**Exercise**
Rewrite the part of the items that opens with the line containing "day-info: Sunrise: 7:10" and closes with the line containing "day-number: 23: [840, 468, 981, 486]", substituting "sun-times" for each "day-info" and leaving everything else unchanged.

**Material supplied**

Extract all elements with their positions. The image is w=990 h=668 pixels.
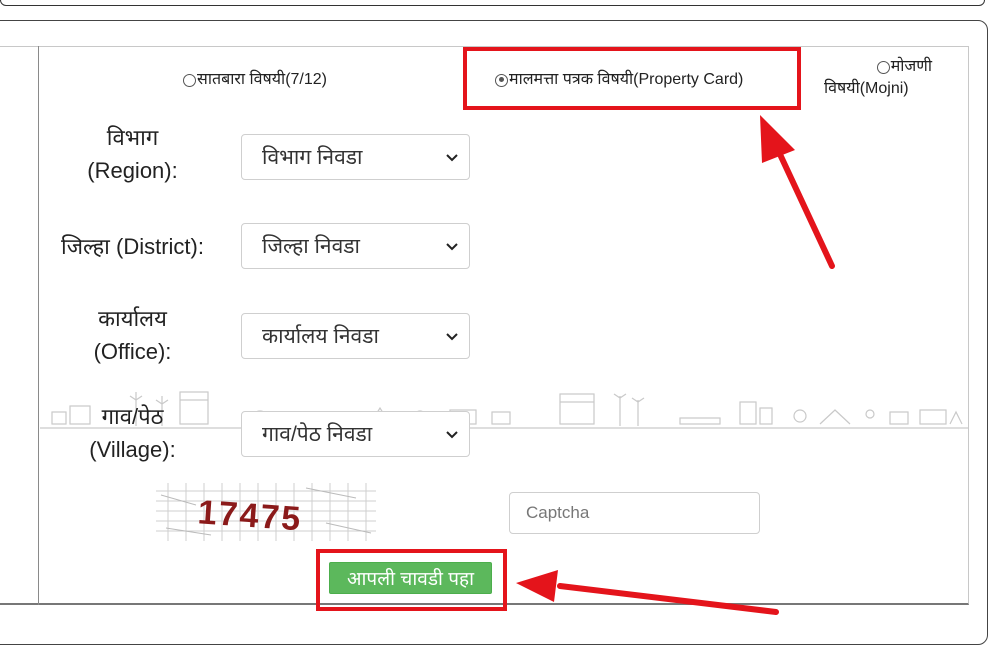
- region-select-value: विभाग निवडा: [262, 146, 363, 169]
- chevron-down-icon: [446, 333, 458, 341]
- captcha-input[interactable]: [509, 492, 760, 534]
- village-label: गाव/पेठ (Village):: [60, 400, 205, 466]
- view-chavadi-button[interactable]: आपली चावडी पहा: [329, 562, 492, 594]
- district-label-text: जिल्हा (District):: [61, 234, 204, 259]
- radio-property-card[interactable]: मालमत्ता पत्रक विषयी(Property Card): [495, 70, 743, 90]
- region-label-line2: (Region):: [87, 158, 178, 183]
- office-label-line1: कार्यालय: [98, 306, 167, 331]
- radio-satbara-label: सातबारा विषयी(7/12): [197, 71, 328, 88]
- radio-mojni[interactable]: मोजणी विषयी(Mojni): [824, 56, 934, 100]
- captcha-image: 17475: [156, 483, 376, 541]
- radio-property-card-label: मालमत्ता पत्रक विषयी(Property Card): [509, 71, 744, 88]
- district-select-value: जिल्हा निवडा: [262, 235, 360, 258]
- chevron-down-icon: [446, 154, 458, 162]
- radio-mojni-circle[interactable]: [876, 60, 890, 74]
- village-label-line2: (Village):: [89, 437, 176, 462]
- village-label-line1: गाव/पेठ: [101, 404, 164, 429]
- village-select[interactable]: गाव/पेठ निवडा: [241, 411, 470, 457]
- district-select[interactable]: जिल्हा निवडा: [241, 223, 470, 269]
- region-label: विभाग (Region):: [60, 121, 205, 187]
- chevron-down-icon: [446, 431, 458, 439]
- office-label-line2: (Office):: [93, 339, 172, 364]
- form-divider: [38, 46, 39, 605]
- village-select-value: गाव/पेठ निवडा: [262, 423, 373, 446]
- office-select-value: कार्यालय निवडा: [262, 325, 379, 348]
- radio-property-card-circle[interactable]: [495, 73, 508, 87]
- office-select[interactable]: कार्यालय निवडा: [241, 313, 470, 359]
- captcha-image-text: 17475: [197, 493, 304, 538]
- radio-mojni-label-line1: मोजणी: [890, 58, 932, 75]
- top-panel-edge: [0, 0, 985, 6]
- office-label: कार्यालय (Office):: [60, 302, 205, 368]
- region-select[interactable]: विभाग निवडा: [241, 134, 470, 180]
- region-label-line1: विभाग: [106, 125, 159, 150]
- chevron-down-icon: [446, 243, 458, 251]
- radio-satbara-circle[interactable]: [183, 73, 196, 87]
- radio-satbara[interactable]: सातबारा विषयी(7/12): [183, 70, 327, 90]
- radio-mojni-label-line2: विषयी(Mojni): [824, 80, 909, 97]
- district-label: जिल्हा (District):: [50, 230, 215, 263]
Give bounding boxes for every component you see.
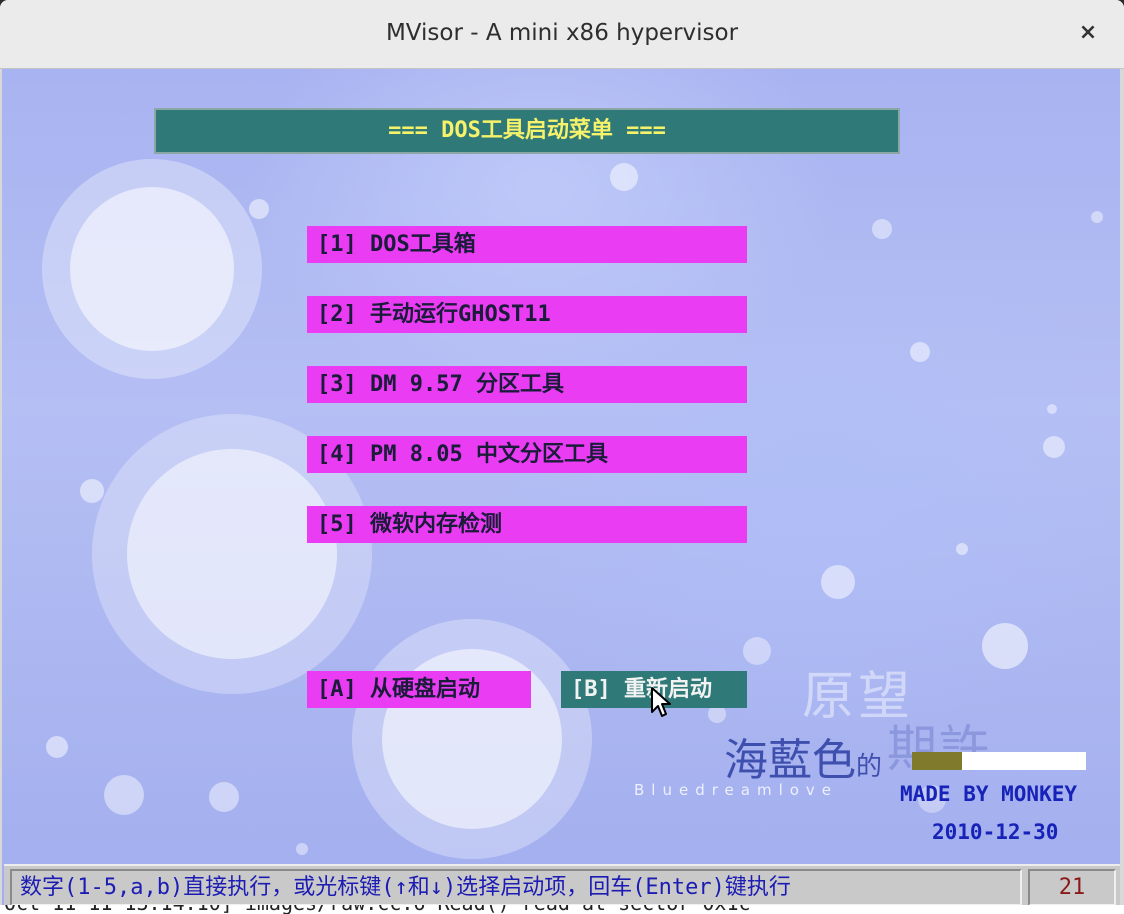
menu-item-ghost11[interactable]: [2] 手动运行GHOST11 xyxy=(307,296,747,333)
console-output: Oct 11 11 13:14:10] images/raw.cc:6 Read… xyxy=(0,905,1124,914)
logo-main-text: 海藍色的 xyxy=(724,724,882,788)
credit-text: MADE BY MONKEY xyxy=(900,782,1078,806)
build-date: 2010-12-30 xyxy=(932,820,1059,844)
countdown-timer: 21 xyxy=(1028,869,1116,906)
title-bar: MVisor - A mini x86 hypervisor × xyxy=(0,0,1124,69)
progress-fill xyxy=(912,752,963,770)
logo-de-char: 的 xyxy=(856,752,883,782)
boot-from-hdd-button[interactable]: [A] 从硬盘启动 xyxy=(307,671,531,708)
status-hint-text: 数字(1-5,a,b)直接执行，或光标键(↑和↓)选择启动项，回车(Enter)… xyxy=(10,869,1022,906)
mouse-pointer-icon xyxy=(651,687,671,717)
logo-watermark-qi: 期許 xyxy=(887,720,991,778)
menu-item-pm-partition[interactable]: [4] PM 8.05 中文分区工具 xyxy=(307,436,747,473)
close-icon[interactable]: × xyxy=(1076,20,1100,46)
countdown-progress-bar xyxy=(912,752,1086,770)
menu-item-dm-partition[interactable]: [3] DM 9.57 分区工具 xyxy=(307,366,747,403)
mvisor-window: MVisor - A mini x86 hypervisor × === DOS… xyxy=(0,0,1124,914)
menu-item-memtest[interactable]: [5] 微软内存检测 xyxy=(307,506,747,543)
boot-menu-banner: === DOS工具启动菜单 === xyxy=(154,108,900,154)
logo-main-word: 海藍色 xyxy=(724,735,856,786)
window-title: MVisor - A mini x86 hypervisor xyxy=(385,20,739,46)
menu-item-dos-toolbox[interactable]: [1] DOS工具箱 xyxy=(307,226,747,263)
logo-subtitle: Bluedreamlove xyxy=(634,781,839,799)
boot-status-bar: 数字(1-5,a,b)直接执行，或光标键(↑和↓)选择启动项，回车(Enter)… xyxy=(4,864,1120,909)
vm-screen[interactable]: === DOS工具启动菜单 === [1] DOS工具箱 [2] 手动运行GHO… xyxy=(2,69,1120,914)
console-line: Oct 11 11 13:14:10] images/raw.cc:6 Read… xyxy=(4,905,751,913)
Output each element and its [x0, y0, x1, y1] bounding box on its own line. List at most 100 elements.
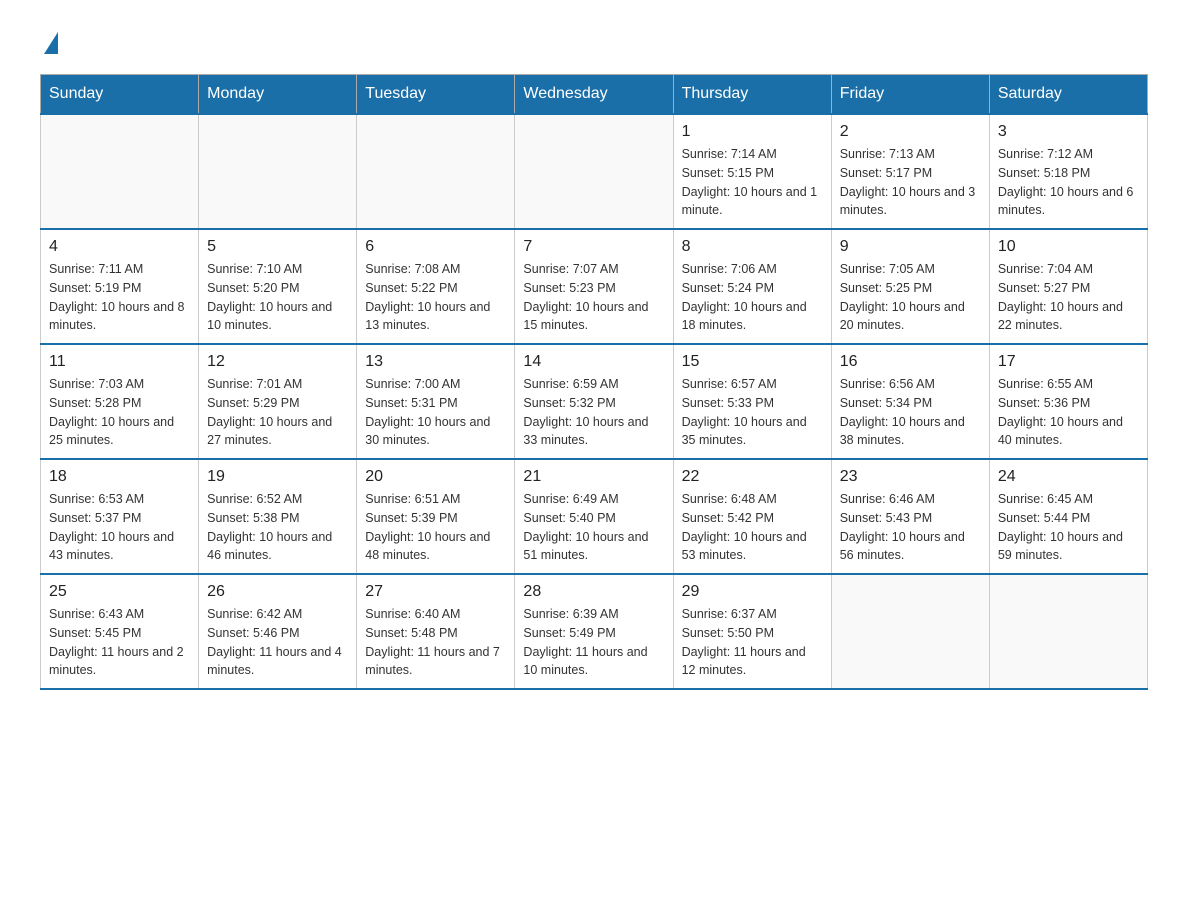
day-info: Sunrise: 7:10 AMSunset: 5:20 PMDaylight:…: [207, 260, 348, 335]
day-number: 18: [49, 468, 190, 486]
calendar-table: SundayMondayTuesdayWednesdayThursdayFrid…: [40, 74, 1148, 690]
day-info: Sunrise: 7:06 AMSunset: 5:24 PMDaylight:…: [682, 260, 823, 335]
day-info: Sunrise: 7:05 AMSunset: 5:25 PMDaylight:…: [840, 260, 981, 335]
day-of-week-header: Thursday: [673, 75, 831, 115]
calendar-cell: 4 Sunrise: 7:11 AMSunset: 5:19 PMDaylight…: [41, 229, 199, 344]
day-info: Sunrise: 6:56 AMSunset: 5:34 PMDaylight:…: [840, 375, 981, 450]
calendar-cell: 26 Sunrise: 6:42 AMSunset: 5:46 PMDayligh…: [199, 574, 357, 689]
day-number: 29: [682, 583, 823, 601]
day-number: 23: [840, 468, 981, 486]
calendar-week-row: 1Sunrise: 7:14 AMSunset: 5:15 PMDaylight…: [41, 114, 1148, 229]
calendar-cell: 23 Sunrise: 6:46 AMSunset: 5:43 PMDayligh…: [831, 459, 989, 574]
day-info: Sunrise: 7:04 AMSunset: 5:27 PMDaylight:…: [998, 260, 1139, 335]
day-info: Sunrise: 6:46 AMSunset: 5:43 PMDaylight:…: [840, 490, 981, 565]
day-number: 12: [207, 353, 348, 371]
day-number: 7: [523, 238, 664, 256]
calendar-cell: 6 Sunrise: 7:08 AMSunset: 5:22 PMDaylight…: [357, 229, 515, 344]
calendar-cell: 5Sunrise: 7:10 AMSunset: 5:20 PMDaylight…: [199, 229, 357, 344]
day-info: Sunrise: 6:48 AMSunset: 5:42 PMDaylight:…: [682, 490, 823, 565]
calendar-cell: 25 Sunrise: 6:43 AMSunset: 5:45 PMDayligh…: [41, 574, 199, 689]
calendar-cell: 16 Sunrise: 6:56 AMSunset: 5:34 PMDayligh…: [831, 344, 989, 459]
day-number: 11: [49, 353, 190, 371]
calendar-cell: 3 Sunrise: 7:12 AMSunset: 5:18 PMDaylight…: [989, 114, 1147, 229]
calendar-cell: 2 Sunrise: 7:13 AMSunset: 5:17 PMDaylight…: [831, 114, 989, 229]
day-info: Sunrise: 6:40 AMSunset: 5:48 PMDaylight:…: [365, 605, 506, 680]
day-number: 4: [49, 238, 190, 256]
logo: [40, 30, 58, 54]
day-info: Sunrise: 7:12 AMSunset: 5:18 PMDaylight:…: [998, 145, 1139, 220]
logo-triangle-icon: [44, 32, 58, 54]
day-of-week-header: Friday: [831, 75, 989, 115]
day-info: Sunrise: 6:43 AMSunset: 5:45 PMDaylight:…: [49, 605, 190, 680]
calendar-cell: [41, 114, 199, 229]
day-of-week-header: Monday: [199, 75, 357, 115]
calendar-cell: [989, 574, 1147, 689]
day-info: Sunrise: 6:52 AMSunset: 5:38 PMDaylight:…: [207, 490, 348, 565]
day-info: Sunrise: 7:07 AMSunset: 5:23 PMDaylight:…: [523, 260, 664, 335]
calendar-week-row: 11 Sunrise: 7:03 AMSunset: 5:28 PMDayligh…: [41, 344, 1148, 459]
day-info: Sunrise: 7:00 AMSunset: 5:31 PMDaylight:…: [365, 375, 506, 450]
day-info: Sunrise: 6:45 AMSunset: 5:44 PMDaylight:…: [998, 490, 1139, 565]
calendar-cell: 11 Sunrise: 7:03 AMSunset: 5:28 PMDayligh…: [41, 344, 199, 459]
calendar-cell: [515, 114, 673, 229]
day-info: Sunrise: 7:13 AMSunset: 5:17 PMDaylight:…: [840, 145, 981, 220]
day-number: 13: [365, 353, 506, 371]
day-number: 3: [998, 123, 1139, 141]
day-info: Sunrise: 6:59 AMSunset: 5:32 PMDaylight:…: [523, 375, 664, 450]
day-info: Sunrise: 6:37 AMSunset: 5:50 PMDaylight:…: [682, 605, 823, 680]
calendar-cell: 28 Sunrise: 6:39 AMSunset: 5:49 PMDayligh…: [515, 574, 673, 689]
day-number: 8: [682, 238, 823, 256]
calendar-cell: 12 Sunrise: 7:01 AMSunset: 5:29 PMDayligh…: [199, 344, 357, 459]
calendar-week-row: 18 Sunrise: 6:53 AMSunset: 5:37 PMDayligh…: [41, 459, 1148, 574]
day-number: 15: [682, 353, 823, 371]
day-info: Sunrise: 7:08 AMSunset: 5:22 PMDaylight:…: [365, 260, 506, 335]
day-number: 24: [998, 468, 1139, 486]
calendar-cell: 18 Sunrise: 6:53 AMSunset: 5:37 PMDayligh…: [41, 459, 199, 574]
calendar-cell: [831, 574, 989, 689]
day-info: Sunrise: 7:11 AMSunset: 5:19 PMDaylight:…: [49, 260, 190, 335]
calendar-cell: [357, 114, 515, 229]
calendar-cell: 22Sunrise: 6:48 AMSunset: 5:42 PMDayligh…: [673, 459, 831, 574]
day-number: 14: [523, 353, 664, 371]
calendar-cell: 20Sunrise: 6:51 AMSunset: 5:39 PMDayligh…: [357, 459, 515, 574]
day-info: Sunrise: 6:42 AMSunset: 5:46 PMDaylight:…: [207, 605, 348, 680]
day-info: Sunrise: 7:01 AMSunset: 5:29 PMDaylight:…: [207, 375, 348, 450]
day-info: Sunrise: 6:53 AMSunset: 5:37 PMDaylight:…: [49, 490, 190, 565]
calendar-cell: 29 Sunrise: 6:37 AMSunset: 5:50 PMDayligh…: [673, 574, 831, 689]
page-header: [40, 30, 1148, 54]
day-number: 17: [998, 353, 1139, 371]
calendar-cell: 14 Sunrise: 6:59 AMSunset: 5:32 PMDayligh…: [515, 344, 673, 459]
calendar-cell: 15 Sunrise: 6:57 AMSunset: 5:33 PMDayligh…: [673, 344, 831, 459]
calendar-week-row: 4 Sunrise: 7:11 AMSunset: 5:19 PMDaylight…: [41, 229, 1148, 344]
day-number: 25: [49, 583, 190, 601]
day-info: Sunrise: 7:03 AMSunset: 5:28 PMDaylight:…: [49, 375, 190, 450]
day-number: 20: [365, 468, 506, 486]
calendar-cell: 27Sunrise: 6:40 AMSunset: 5:48 PMDayligh…: [357, 574, 515, 689]
calendar-cell: 19 Sunrise: 6:52 AMSunset: 5:38 PMDayligh…: [199, 459, 357, 574]
calendar-cell: 21 Sunrise: 6:49 AMSunset: 5:40 PMDayligh…: [515, 459, 673, 574]
day-of-week-header: Tuesday: [357, 75, 515, 115]
day-number: 26: [207, 583, 348, 601]
day-info: Sunrise: 6:39 AMSunset: 5:49 PMDaylight:…: [523, 605, 664, 680]
day-info: Sunrise: 6:49 AMSunset: 5:40 PMDaylight:…: [523, 490, 664, 565]
day-number: 19: [207, 468, 348, 486]
calendar-header-row: SundayMondayTuesdayWednesdayThursdayFrid…: [41, 75, 1148, 115]
calendar-cell: 13 Sunrise: 7:00 AMSunset: 5:31 PMDayligh…: [357, 344, 515, 459]
day-info: Sunrise: 6:57 AMSunset: 5:33 PMDaylight:…: [682, 375, 823, 450]
day-number: 28: [523, 583, 664, 601]
day-number: 2: [840, 123, 981, 141]
day-of-week-header: Wednesday: [515, 75, 673, 115]
day-number: 6: [365, 238, 506, 256]
calendar-cell: [199, 114, 357, 229]
calendar-cell: 10 Sunrise: 7:04 AMSunset: 5:27 PMDayligh…: [989, 229, 1147, 344]
day-info: Sunrise: 7:14 AMSunset: 5:15 PMDaylight:…: [682, 145, 823, 220]
day-number: 21: [523, 468, 664, 486]
calendar-week-row: 25 Sunrise: 6:43 AMSunset: 5:45 PMDayligh…: [41, 574, 1148, 689]
day-number: 9: [840, 238, 981, 256]
calendar-cell: 24 Sunrise: 6:45 AMSunset: 5:44 PMDayligh…: [989, 459, 1147, 574]
calendar-cell: 7 Sunrise: 7:07 AMSunset: 5:23 PMDaylight…: [515, 229, 673, 344]
day-number: 16: [840, 353, 981, 371]
calendar-cell: 8 Sunrise: 7:06 AMSunset: 5:24 PMDaylight…: [673, 229, 831, 344]
day-number: 10: [998, 238, 1139, 256]
calendar-cell: 9 Sunrise: 7:05 AMSunset: 5:25 PMDaylight…: [831, 229, 989, 344]
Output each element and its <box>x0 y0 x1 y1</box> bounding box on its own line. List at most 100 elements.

**Response**
sun-times: Sunrise: 7:10 AMSunset: 5:20 PMDaylight:…: [207, 260, 348, 335]
day-number: 18: [49, 468, 190, 486]
calendar-table: SundayMondayTuesdayWednesdayThursdayFrid…: [40, 74, 1148, 690]
sun-times: Sunrise: 7:06 AMSunset: 5:24 PMDaylight:…: [682, 260, 823, 335]
sun-times: Sunrise: 7:05 AMSunset: 5:25 PMDaylight:…: [840, 260, 981, 335]
day-of-week-header: Thursday: [673, 75, 831, 115]
calendar-cell: 4 Sunrise: 7:11 AMSunset: 5:19 PMDaylight…: [41, 229, 199, 344]
sun-times: Sunrise: 6:56 AMSunset: 5:34 PMDaylight:…: [840, 375, 981, 450]
calendar-cell: 26 Sunrise: 6:42 AMSunset: 5:46 PMDayligh…: [199, 574, 357, 689]
day-number: 29: [682, 583, 823, 601]
day-number: 23: [840, 468, 981, 486]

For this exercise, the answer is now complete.